> _Task description_:
Drop the images; return everything else in the listing below exactly.

++++++

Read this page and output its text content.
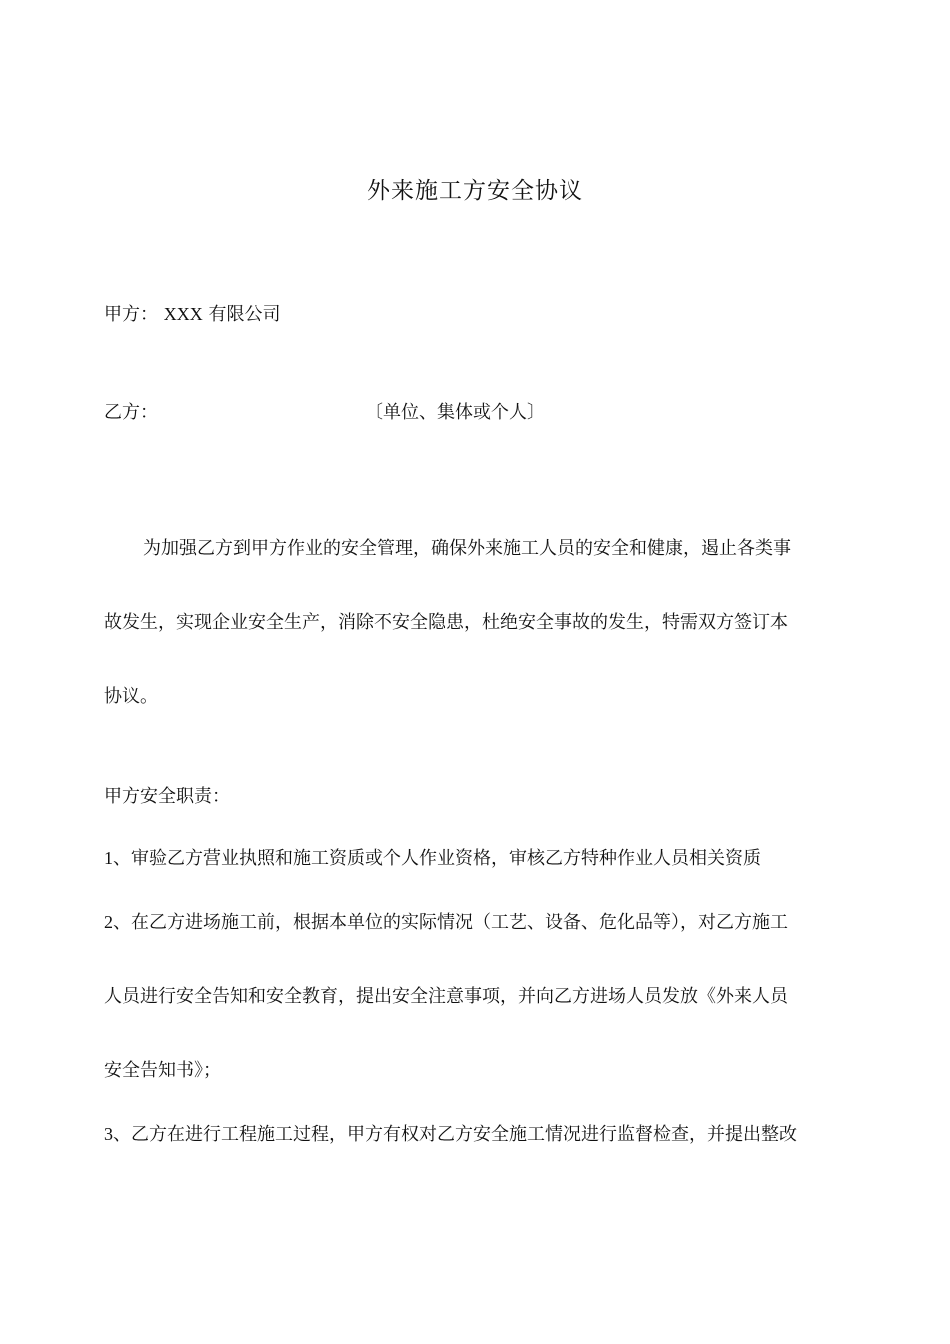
外来施工方安全协议
甲方： XXX 有限公司
乙方：	〔单位、集体或个人〕
为加强乙方到甲方作业的安全管理，确保外来施工人员的安全和健康，遏止各类事
故发生，实现企业安全生产，消除不安全隐患，杜绝安全事故的发生，特需双方签订本
协议。
甲方安全职责：
1、审验乙方营业执照和施工资质或个人作业资格，审核乙方特种作业人员相关资质
2、在乙方进场施工前，根据本单位的实际情况（工艺、设备、危化品等），对乙方施工
人员进行安全告知和安全教育，提出安全注意事项，并向乙方进场人员发放《外来人员
安全告知书》；
3、乙方在进行工程施工过程，甲方有权对乙方安全施工情况进行监督检查，并提出整改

++++++

> _Answer to this task_:
Read this page and output its text content.
外来施工方安全协议
甲方： XXX 有限公司
乙方：	〔单位、集体或个人〕
为加强乙方到甲方作业的安全管理，确保外来施工人员的安全和健康，遏止各类事
故发生，实现企业安全生产，消除不安全隐患，杜绝安全事故的发生，特需双方签订本
协议。
甲方安全职责：
1、审验乙方营业执照和施工资质或个人作业资格，审核乙方特种作业人员相关资质
2、在乙方进场施工前，根据本单位的实际情况（工艺、设备、危化品等），对乙方施工
人员进行安全告知和安全教育，提出安全注意事项，并向乙方进场人员发放《外来人员
安全告知书》；
3、乙方在进行工程施工过程，甲方有权对乙方安全施工情况进行监督检查，并提出整改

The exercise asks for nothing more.